• [Directions for this task]: Each line that follows is to be retyped exactly.

• [Given data]:
= = =

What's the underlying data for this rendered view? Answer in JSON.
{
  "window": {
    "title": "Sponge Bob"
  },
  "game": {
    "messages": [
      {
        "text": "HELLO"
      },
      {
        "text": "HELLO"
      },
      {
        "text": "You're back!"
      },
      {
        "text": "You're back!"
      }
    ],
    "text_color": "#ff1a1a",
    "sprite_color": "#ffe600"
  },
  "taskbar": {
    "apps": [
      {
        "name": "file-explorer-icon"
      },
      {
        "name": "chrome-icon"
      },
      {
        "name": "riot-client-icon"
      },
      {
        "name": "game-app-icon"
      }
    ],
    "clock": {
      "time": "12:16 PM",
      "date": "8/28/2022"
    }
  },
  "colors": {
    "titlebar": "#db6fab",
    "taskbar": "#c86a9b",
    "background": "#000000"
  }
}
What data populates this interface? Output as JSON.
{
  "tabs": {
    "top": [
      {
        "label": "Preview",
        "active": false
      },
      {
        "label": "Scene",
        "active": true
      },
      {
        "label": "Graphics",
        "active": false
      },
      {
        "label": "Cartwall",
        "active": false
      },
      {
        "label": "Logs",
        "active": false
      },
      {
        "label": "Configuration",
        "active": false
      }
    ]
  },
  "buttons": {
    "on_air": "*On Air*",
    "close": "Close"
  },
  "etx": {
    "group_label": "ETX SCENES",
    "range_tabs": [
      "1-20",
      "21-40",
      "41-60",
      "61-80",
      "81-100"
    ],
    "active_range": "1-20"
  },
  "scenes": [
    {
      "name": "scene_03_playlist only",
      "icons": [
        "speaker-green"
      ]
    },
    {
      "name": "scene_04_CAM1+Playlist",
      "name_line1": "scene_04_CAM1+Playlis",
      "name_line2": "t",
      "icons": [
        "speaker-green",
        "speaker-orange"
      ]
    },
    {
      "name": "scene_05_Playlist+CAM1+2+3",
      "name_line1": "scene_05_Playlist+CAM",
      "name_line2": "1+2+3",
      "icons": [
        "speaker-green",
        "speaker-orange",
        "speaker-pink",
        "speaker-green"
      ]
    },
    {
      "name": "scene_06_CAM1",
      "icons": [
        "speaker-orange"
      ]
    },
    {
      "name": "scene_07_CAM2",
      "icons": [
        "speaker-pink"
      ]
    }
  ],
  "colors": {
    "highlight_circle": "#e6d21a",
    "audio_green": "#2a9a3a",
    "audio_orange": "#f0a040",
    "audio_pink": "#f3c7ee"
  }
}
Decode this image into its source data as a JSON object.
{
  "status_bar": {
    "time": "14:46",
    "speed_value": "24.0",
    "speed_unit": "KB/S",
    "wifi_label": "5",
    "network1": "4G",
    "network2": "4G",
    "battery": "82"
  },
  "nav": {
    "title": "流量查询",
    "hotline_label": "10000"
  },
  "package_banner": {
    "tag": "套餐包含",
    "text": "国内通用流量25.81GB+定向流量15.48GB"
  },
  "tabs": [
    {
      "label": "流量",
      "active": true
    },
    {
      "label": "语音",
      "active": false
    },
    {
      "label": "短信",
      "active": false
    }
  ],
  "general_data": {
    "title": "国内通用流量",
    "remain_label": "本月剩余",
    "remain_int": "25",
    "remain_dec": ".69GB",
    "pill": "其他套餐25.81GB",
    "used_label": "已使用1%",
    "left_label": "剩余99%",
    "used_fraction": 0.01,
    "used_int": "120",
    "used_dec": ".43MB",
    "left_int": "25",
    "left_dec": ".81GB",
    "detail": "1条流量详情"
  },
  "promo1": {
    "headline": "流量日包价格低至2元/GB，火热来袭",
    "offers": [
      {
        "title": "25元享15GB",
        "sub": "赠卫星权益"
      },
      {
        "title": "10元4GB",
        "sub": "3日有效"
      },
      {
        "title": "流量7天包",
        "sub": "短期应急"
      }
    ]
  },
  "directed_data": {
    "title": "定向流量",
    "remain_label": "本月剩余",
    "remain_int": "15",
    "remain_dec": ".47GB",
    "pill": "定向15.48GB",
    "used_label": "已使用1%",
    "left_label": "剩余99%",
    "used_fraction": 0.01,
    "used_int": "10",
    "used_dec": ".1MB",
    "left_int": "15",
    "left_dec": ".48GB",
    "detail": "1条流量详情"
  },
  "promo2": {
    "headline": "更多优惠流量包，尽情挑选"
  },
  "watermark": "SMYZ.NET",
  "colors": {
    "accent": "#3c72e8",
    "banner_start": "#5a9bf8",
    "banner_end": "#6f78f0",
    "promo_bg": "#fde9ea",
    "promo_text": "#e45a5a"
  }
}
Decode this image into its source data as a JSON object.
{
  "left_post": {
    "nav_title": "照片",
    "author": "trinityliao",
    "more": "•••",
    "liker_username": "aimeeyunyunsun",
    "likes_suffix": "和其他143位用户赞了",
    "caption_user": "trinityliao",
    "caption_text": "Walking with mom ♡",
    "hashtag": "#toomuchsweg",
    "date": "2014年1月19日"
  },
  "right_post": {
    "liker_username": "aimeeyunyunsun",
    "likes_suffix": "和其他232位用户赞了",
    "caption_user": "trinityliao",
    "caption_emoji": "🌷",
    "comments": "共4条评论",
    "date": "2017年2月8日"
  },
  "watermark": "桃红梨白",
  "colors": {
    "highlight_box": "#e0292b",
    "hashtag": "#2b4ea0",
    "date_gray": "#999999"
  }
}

= = =

• [Output of the exercise]:
What's the underlying data for this rendered view? Answer in JSON.
{
  "window": {
    "title": "Sponge Bob"
  },
  "game": {
    "messages": [
      {
        "text": "HELLO"
      },
      {
        "text": "HELLO"
      },
      {
        "text": "You're back!"
      },
      {
        "text": "You're back!"
      }
    ],
    "text_color": "#ff1a1a",
    "sprite_color": "#ffe600"
  },
  "taskbar": {
    "apps": [
      {
        "name": "file-explorer-icon"
      },
      {
        "name": "chrome-icon"
      },
      {
        "name": "riot-client-icon"
      },
      {
        "name": "game-app-icon"
      }
    ],
    "clock": {
      "time": "12:16 PM",
      "date": "8/28/2022"
    }
  },
  "colors": {
    "titlebar": "#db6fab",
    "taskbar": "#c86a9b",
    "background": "#000000"
  }
}
What data populates this interface? Output as JSON.
{
  "tabs": {
    "top": [
      {
        "label": "Preview",
        "active": false
      },
      {
        "label": "Scene",
        "active": true
      },
      {
        "label": "Graphics",
        "active": false
      },
      {
        "label": "Cartwall",
        "active": false
      },
      {
        "label": "Logs",
        "active": false
      },
      {
        "label": "Configuration",
        "active": false
      }
    ]
  },
  "buttons": {
    "on_air": "*On Air*",
    "close": "Close"
  },
  "etx": {
    "group_label": "ETX SCENES",
    "range_tabs": [
      "1-20",
      "21-40",
      "41-60",
      "61-80",
      "81-100"
    ],
    "active_range": "1-20"
  },
  "scenes": [
    {
      "name": "scene_03_playlist only",
      "icons": [
        "speaker-green"
      ]
    },
    {
      "name": "scene_04_CAM1+Playlist",
      "name_line1": "scene_04_CAM1+Playlis",
      "name_line2": "t",
      "icons": [
        "speaker-green",
        "speaker-orange"
      ]
    },
    {
      "name": "scene_05_Playlist+CAM1+2+3",
      "name_line1": "scene_05_Playlist+CAM",
      "name_line2": "1+2+3",
      "icons": [
        "speaker-green",
        "speaker-orange",
        "speaker-pink",
        "speaker-green"
      ]
    },
    {
      "name": "scene_06_CAM1",
      "icons": [
        "speaker-orange"
      ]
    },
    {
      "name": "scene_07_CAM2",
      "icons": [
        "speaker-pink"
      ]
    }
  ],
  "colors": {
    "highlight_circle": "#e6d21a",
    "audio_green": "#2a9a3a",
    "audio_orange": "#f0a040",
    "audio_pink": "#f3c7ee"
  }
}
Decode this image into its source data as a JSON object.
{
  "status_bar": {
    "time": "14:46",
    "speed_value": "24.0",
    "speed_unit": "KB/S",
    "wifi_label": "5",
    "network1": "4G",
    "network2": "4G",
    "battery": "82"
  },
  "nav": {
    "title": "流量查询",
    "hotline_label": "10000"
  },
  "package_banner": {
    "tag": "套餐包含",
    "text": "国内通用流量25.81GB+定向流量15.48GB"
  },
  "tabs": [
    {
      "label": "流量",
      "active": true
    },
    {
      "label": "语音",
      "active": false
    },
    {
      "label": "短信",
      "active": false
    }
  ],
  "general_data": {
    "title": "国内通用流量",
    "remain_label": "本月剩余",
    "remain_int": "25",
    "remain_dec": ".69GB",
    "pill": "其他套餐25.81GB",
    "used_label": "已使用1%",
    "left_label": "剩余99%",
    "used_fraction": 0.01,
    "used_int": "120",
    "used_dec": ".43MB",
    "left_int": "25",
    "left_dec": ".81GB",
    "detail": "1条流量详情"
  },
  "promo1": {
    "headline": "流量日包价格低至2元/GB，火热来袭",
    "offers": [
      {
        "title": "25元享15GB",
        "sub": "赠卫星权益"
      },
      {
        "title": "10元4GB",
        "sub": "3日有效"
      },
      {
        "title": "流量7天包",
        "sub": "短期应急"
      }
    ]
  },
  "directed_data": {
    "title": "定向流量",
    "remain_label": "本月剩余",
    "remain_int": "15",
    "remain_dec": ".47GB",
    "pill": "定向15.48GB",
    "used_label": "已使用1%",
    "left_label": "剩余99%",
    "used_fraction": 0.01,
    "used_int": "10",
    "used_dec": ".1MB",
    "left_int": "15",
    "left_dec": ".48GB",
    "detail": "1条流量详情"
  },
  "promo2": {
    "headline": "更多优惠流量包，尽情挑选"
  },
  "watermark": "SMYZ.NET",
  "colors": {
    "accent": "#3c72e8",
    "banner_start": "#5a9bf8",
    "banner_end": "#6f78f0",
    "promo_bg": "#fde9ea",
    "promo_text": "#e45a5a"
  }
}
Decode this image into its source data as a JSON object.
{
  "left_post": {
    "nav_title": "照片",
    "author": "trinityliao",
    "more": "•••",
    "liker_username": "aimeeyunyunsun",
    "likes_suffix": "和其他143位用户赞了",
    "caption_user": "trinityliao",
    "caption_text": "Walking with mom ♡",
    "hashtag": "#toomuchsweg",
    "date": "2014年1月19日"
  },
  "right_post": {
    "liker_username": "aimeeyunyunsun",
    "likes_suffix": "和其他232位用户赞了",
    "caption_user": "trinityliao",
    "caption_emoji": "🌷",
    "comments": "共4条评论",
    "date": "2017年2月8日"
  },
  "watermark": "桃红梨白",
  "colors": {
    "highlight_box": "#e0292b",
    "hashtag": "#2b4ea0",
    "date_gray": "#999999"
  }
}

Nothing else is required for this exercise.